**What the task asks:** Please repeat all of the listing exactly.

Dataset entries:
▬▬▬
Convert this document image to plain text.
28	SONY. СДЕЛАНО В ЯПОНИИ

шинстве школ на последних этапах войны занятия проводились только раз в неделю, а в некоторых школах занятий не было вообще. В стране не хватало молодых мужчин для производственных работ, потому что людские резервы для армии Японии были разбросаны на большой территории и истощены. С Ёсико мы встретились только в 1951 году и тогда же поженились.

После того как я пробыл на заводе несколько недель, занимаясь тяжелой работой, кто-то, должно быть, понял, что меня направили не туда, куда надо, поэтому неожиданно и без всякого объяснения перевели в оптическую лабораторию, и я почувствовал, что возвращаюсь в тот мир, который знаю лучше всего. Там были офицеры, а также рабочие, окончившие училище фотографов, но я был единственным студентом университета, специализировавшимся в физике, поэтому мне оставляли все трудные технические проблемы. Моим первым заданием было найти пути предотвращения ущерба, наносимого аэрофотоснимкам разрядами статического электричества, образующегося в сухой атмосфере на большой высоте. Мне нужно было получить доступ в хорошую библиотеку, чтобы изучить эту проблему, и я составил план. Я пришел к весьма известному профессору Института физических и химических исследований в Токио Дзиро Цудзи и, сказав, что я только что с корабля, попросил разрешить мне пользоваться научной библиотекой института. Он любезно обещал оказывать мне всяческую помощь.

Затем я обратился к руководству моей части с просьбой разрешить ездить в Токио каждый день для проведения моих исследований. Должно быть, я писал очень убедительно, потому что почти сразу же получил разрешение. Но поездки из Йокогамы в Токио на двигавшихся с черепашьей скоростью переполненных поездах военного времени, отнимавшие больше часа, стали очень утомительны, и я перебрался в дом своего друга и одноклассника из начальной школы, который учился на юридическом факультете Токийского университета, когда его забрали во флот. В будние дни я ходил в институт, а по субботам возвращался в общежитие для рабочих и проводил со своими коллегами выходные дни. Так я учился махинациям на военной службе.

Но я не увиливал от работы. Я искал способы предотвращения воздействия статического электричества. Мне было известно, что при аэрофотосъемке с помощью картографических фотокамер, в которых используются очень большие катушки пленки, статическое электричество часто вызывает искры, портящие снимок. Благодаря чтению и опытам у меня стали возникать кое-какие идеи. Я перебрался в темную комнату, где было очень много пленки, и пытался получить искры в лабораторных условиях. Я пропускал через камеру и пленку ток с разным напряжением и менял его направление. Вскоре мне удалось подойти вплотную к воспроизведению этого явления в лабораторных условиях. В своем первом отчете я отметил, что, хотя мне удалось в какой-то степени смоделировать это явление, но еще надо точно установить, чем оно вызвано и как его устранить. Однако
▬▬▬
**Solution to this problem:**
Convert this document image to plain text.
28	SONY. СДЕЛАНО В ЯПОНИИ

шинстве школ на последних этапах войны занятия проводились только раз в неделю, а в некоторых школах занятий не было вообще. В стране не хватало молодых мужчин для производственных работ, потому что людские резервы для армии Японии были разбросаны на большой территории и истощены. С Ёсико мы встретились только в 1951 году и тогда же поженились.

После того как я пробыл на заводе несколько недель, занимаясь тяжелой работой, кто-то, должно быть, понял, что меня направили не туда, куда надо, поэтому неожиданно и без всякого объяснения перевели в оптическую лабораторию, и я почувствовал, что возвращаюсь в тот мир, который знаю лучше всего. Там были офицеры, а также рабочие, окончившие училище фотографов, но я был единственным студентом университета, специализировавшимся в физике, поэтому мне оставляли все трудные технические проблемы. Моим первым заданием было найти пути предотвращения ущерба, наносимого аэрофотоснимкам разрядами статического электричества, образующегося в сухой атмосфере на большой высоте. Мне нужно было получить доступ в хорошую библиотеку, чтобы изучить эту проблему, и я составил план. Я пришел к весьма известному профессору Института физических и химических исследований в Токио Дзиро Цудзи и, сказав, что я только что с корабля, попросил разрешить мне пользоваться научной библиотекой института. Он любезно обещал оказывать мне всяческую помощь.

Затем я обратился к руководству моей части с просьбой разрешить ездить в Токио каждый день для проведения моих исследований. Должно быть, я писал очень убедительно, потому что почти сразу же получил разрешение. Но поездки из Йокогамы в Токио на двигавшихся с черепашьей скоростью переполненных поездах военного времени, отнимавшие больше часа, стали очень утомительны, и я перебрался в дом своего друга и одноклассника из начальной школы, который учился на юридическом факультете Токийского университета, когда его забрали во флот. В будние дни я ходил в институт, а по субботам возвращался в общежитие для рабочих и проводил со своими коллегами выходные дни. Так я учился махинациям на военной службе.

Но я не увиливал от работы. Я искал способы предотвращения воздействия статического электричества. Мне было известно, что при аэрофотосъемке с помощью картографических фотокамер, в которых используются очень большие катушки пленки, статическое электричество часто вызывает искры, портящие снимок. Благодаря чтению и опытам у меня стали возникать кое-какие идеи. Я перебрался в темную комнату, где было очень много пленки, и пытался получить искры в лабораторных условиях. Я пропускал через камеру и пленку ток с разным напряжением и менял его направление. Вскоре мне удалось подойти вплотную к воспроизведению этого явления в лабораторных условиях. В своем первом отчете я отметил, что, хотя мне удалось в какой-то степени смоделировать это явление, но еще надо точно установить, чем оно вызвано и как его устранить. Однако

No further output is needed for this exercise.